*Given exercise:* Restate all of the entries exactly, dropping any pictures they hold.

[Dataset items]
════════════════
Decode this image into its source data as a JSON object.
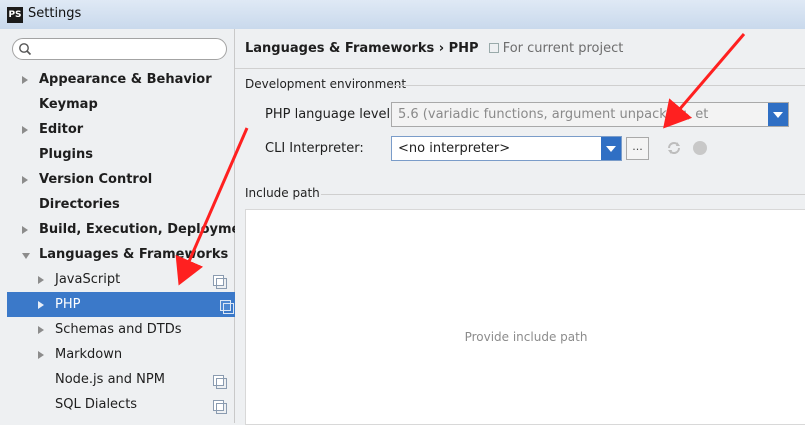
{
  "window": {
    "title": "Settings",
    "app_icon_text": "PS"
  },
  "search": {
    "placeholder": "",
    "icon": "search-icon"
  },
  "tree": {
    "items": [
      {
        "label": "Appearance & Behavior",
        "bold": true,
        "arrow": "right",
        "copy": false
      },
      {
        "label": "Keymap",
        "bold": true,
        "arrow": "none",
        "copy": false
      },
      {
        "label": "Editor",
        "bold": true,
        "arrow": "right",
        "copy": false
      },
      {
        "label": "Plugins",
        "bold": true,
        "arrow": "none",
        "copy": false
      },
      {
        "label": "Version Control",
        "bold": true,
        "arrow": "right",
        "copy": false
      },
      {
        "label": "Directories",
        "bold": true,
        "arrow": "none",
        "copy": false
      },
      {
        "label": "Build, Execution, Deployment",
        "bold": true,
        "arrow": "right",
        "copy": false
      },
      {
        "label": "Languages & Frameworks",
        "bold": true,
        "arrow": "down",
        "copy": false
      },
      {
        "label": "JavaScript",
        "bold": false,
        "arrow": "right",
        "copy": true
      },
      {
        "label": "PHP",
        "bold": false,
        "arrow": "right",
        "copy": true,
        "selected": true
      },
      {
        "label": "Schemas and DTDs",
        "bold": false,
        "arrow": "right",
        "copy": false
      },
      {
        "label": "Markdown",
        "bold": false,
        "arrow": "right",
        "copy": false
      },
      {
        "label": "Node.js and NPM",
        "bold": false,
        "arrow": "none",
        "copy": true
      },
      {
        "label": "SQL Dialects",
        "bold": false,
        "arrow": "none",
        "copy": true
      }
    ]
  },
  "header": {
    "breadcrumb": "Languages & Frameworks › PHP",
    "scope": "For current project"
  },
  "dev_env": {
    "group_label": "Development environment",
    "php_level_label": "PHP language level:",
    "php_level_value": "5.6 (variadic functions, argument unpacking, et",
    "cli_label": "CLI Interpreter:",
    "cli_value": "<no interpreter>",
    "browse_label": "..."
  },
  "include": {
    "group_label": "Include path",
    "empty_text": "Provide include path"
  },
  "colors": {
    "selection": "#3b79c9",
    "combo_button": "#2f6fc4",
    "annotation_arrow": "#ff2020"
  }
}
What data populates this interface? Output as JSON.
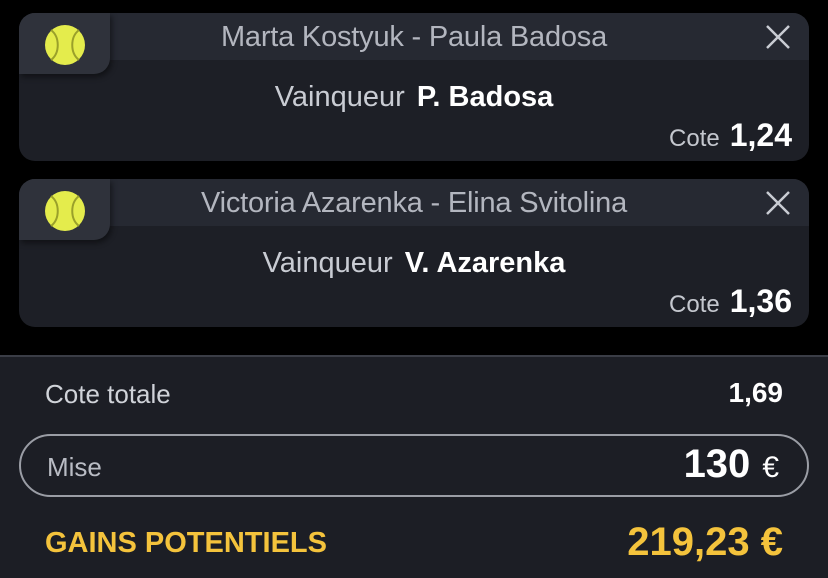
{
  "colors": {
    "accent": "#f4c33c",
    "card_bg": "#1d1f26",
    "card_header_bg": "#262932",
    "ball": "#e4ec4c"
  },
  "bets": [
    {
      "sport_icon": "tennis-ball-icon",
      "match": "Marta Kostyuk - Paula Badosa",
      "market_label": "Vainqueur",
      "pick": "P. Badosa",
      "cote_label": "Cote",
      "cote": "1,24",
      "close_icon": "close-icon"
    },
    {
      "sport_icon": "tennis-ball-icon",
      "match": "Victoria Azarenka - Elina Svitolina",
      "market_label": "Vainqueur",
      "pick": "V. Azarenka",
      "cote_label": "Cote",
      "cote": "1,36",
      "close_icon": "close-icon"
    }
  ],
  "summary": {
    "total_label": "Cote totale",
    "total_value": "1,69",
    "stake_label": "Mise",
    "stake_value": "130",
    "stake_currency": "€",
    "gains_label": "GAINS POTENTIELS",
    "gains_value": "219,23 €"
  }
}
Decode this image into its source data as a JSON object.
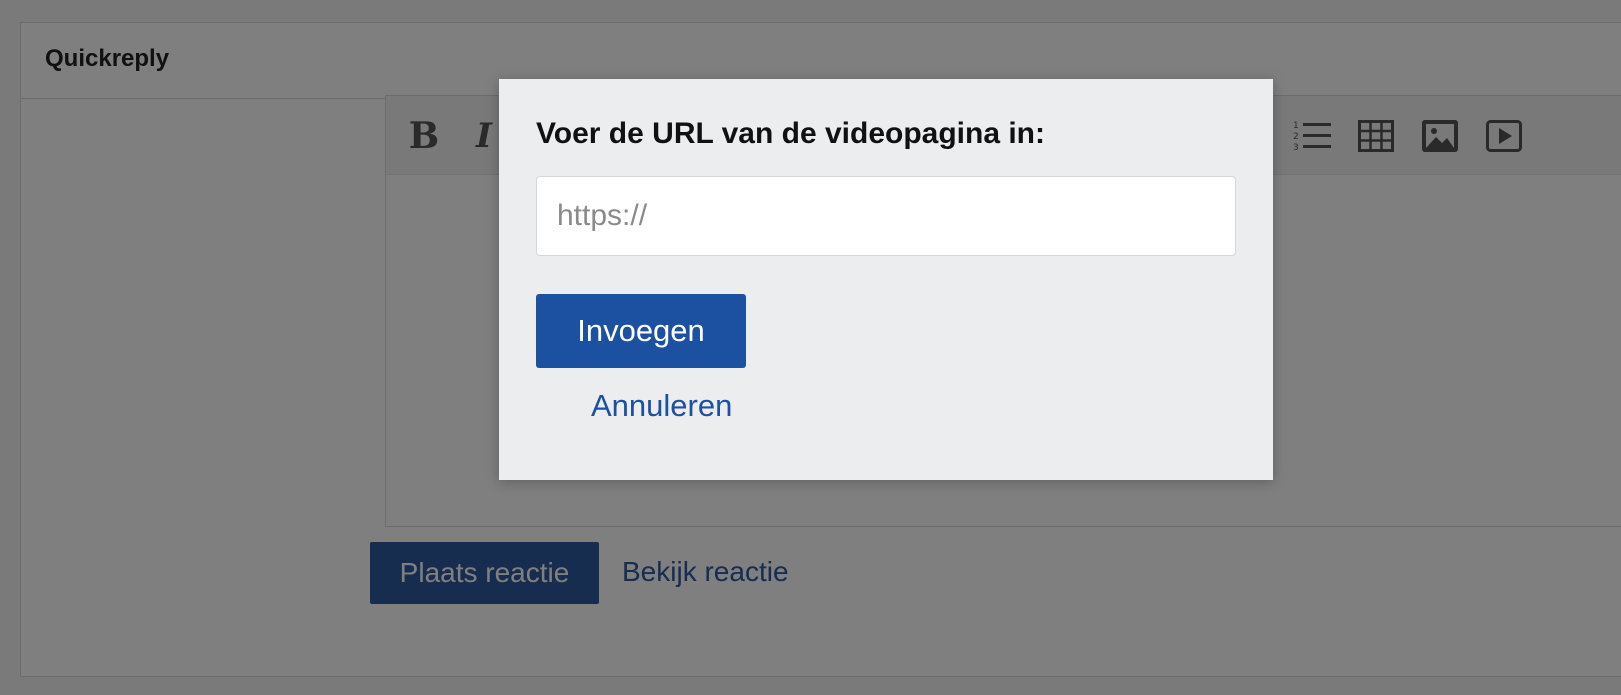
{
  "panel": {
    "title": "Quickreply"
  },
  "editor": {
    "toolbar": {
      "bold_glyph": "B",
      "italic_glyph": "I",
      "icons": [
        "bullet-list-icon",
        "numbered-list-icon",
        "table-icon",
        "image-icon",
        "video-icon"
      ]
    }
  },
  "actions": {
    "post_label": "Plaats reactie",
    "preview_label": "Bekijk reactie"
  },
  "modal": {
    "label": "Voer de URL van de videopagina in:",
    "input_placeholder": "https://",
    "input_value": "",
    "insert_label": "Invoegen",
    "cancel_label": "Annuleren"
  },
  "colors": {
    "primary": "#1c50a0",
    "overlay": "rgba(0,0,0,0.5)",
    "modal_bg": "#ecedef"
  }
}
════════════════
*Reply to the task:*
Decode this image into its source data as a JSON object.
{
  "window": {
    "title": "Settings",
    "app_icon_text": "PS"
  },
  "search": {
    "placeholder": "",
    "icon": "search-icon"
  },
  "tree": {
    "items": [
      {
        "label": "Appearance & Behavior",
        "bold": true,
        "arrow": "right",
        "copy": false
      },
      {
        "label": "Keymap",
        "bold": true,
        "arrow": "none",
        "copy": false
      },
      {
        "label": "Editor",
        "bold": true,
        "arrow": "right",
        "copy": false
      },
      {
        "label": "Plugins",
        "bold": true,
        "arrow": "none",
        "copy": false
      },
      {
        "label": "Version Control",
        "bold": true,
        "arrow": "right",
        "copy": false
      },
      {
        "label": "Directories",
        "bold": true,
        "arrow": "none",
        "copy": false
      },
      {
        "label": "Build, Execution, Deployment",
        "bold": true,
        "arrow": "right",
        "copy": false
      },
      {
        "label": "Languages & Frameworks",
        "bold": true,
        "arrow": "down",
        "copy": false
      },
      {
        "label": "JavaScript",
        "bold": false,
        "arrow": "right",
        "copy": true
      },
      {
        "label": "PHP",
        "bold": false,
        "arrow": "right",
        "copy": true,
        "selected": true
      },
      {
        "label": "Schemas and DTDs",
        "bold": false,
        "arrow": "right",
        "copy": false
      },
      {
        "label": "Markdown",
        "bold": false,
        "arrow": "right",
        "copy": false
      },
      {
        "label": "Node.js and NPM",
        "bold": false,
        "arrow": "none",
        "copy": true
      },
      {
        "label": "SQL Dialects",
        "bold": false,
        "arrow": "none",
        "copy": true
      }
    ]
  },
  "header": {
    "breadcrumb": "Languages & Frameworks › PHP",
    "scope": "For current project"
  },
  "dev_env": {
    "group_label": "Development environment",
    "php_level_label": "PHP language level:",
    "php_level_value": "5.6 (variadic functions, argument unpacking, et",
    "cli_label": "CLI Interpreter:",
    "cli_value": "<no interpreter>",
    "browse_label": "..."
  },
  "include": {
    "group_label": "Include path",
    "empty_text": "Provide include path"
  },
  "colors": {
    "selection": "#3b79c9",
    "combo_button": "#2f6fc4",
    "annotation_arrow": "#ff2020"
  }
}
What data populates this interface? Output as JSON.
{
  "colors": {
    "accent": "#f4c33c",
    "card_bg": "#1d1f26",
    "card_header_bg": "#262932",
    "ball": "#e4ec4c"
  },
  "bets": [
    {
      "sport_icon": "tennis-ball-icon",
      "match": "Marta Kostyuk - Paula Badosa",
      "market_label": "Vainqueur",
      "pick": "P. Badosa",
      "cote_label": "Cote",
      "cote": "1,24",
      "close_icon": "close-icon"
    },
    {
      "sport_icon": "tennis-ball-icon",
      "match": "Victoria Azarenka - Elina Svitolina",
      "market_label": "Vainqueur",
      "pick": "V. Azarenka",
      "cote_label": "Cote",
      "cote": "1,36",
      "close_icon": "close-icon"
    }
  ],
  "summary": {
    "total_label": "Cote totale",
    "total_value": "1,69",
    "stake_label": "Mise",
    "stake_value": "130",
    "stake_currency": "€",
    "gains_label": "GAINS POTENTIELS",
    "gains_value": "219,23 €"
  }
}
Decode this image into its source data as a JSON object.
{
  "panel": {
    "title": "Quickreply"
  },
  "editor": {
    "toolbar": {
      "bold_glyph": "B",
      "italic_glyph": "I",
      "icons": [
        "bullet-list-icon",
        "numbered-list-icon",
        "table-icon",
        "image-icon",
        "video-icon"
      ]
    }
  },
  "actions": {
    "post_label": "Plaats reactie",
    "preview_label": "Bekijk reactie"
  },
  "modal": {
    "label": "Voer de URL van de videopagina in:",
    "input_placeholder": "https://",
    "input_value": "",
    "insert_label": "Invoegen",
    "cancel_label": "Annuleren"
  },
  "colors": {
    "primary": "#1c50a0",
    "overlay": "rgba(0,0,0,0.5)",
    "modal_bg": "#ecedef"
  }
}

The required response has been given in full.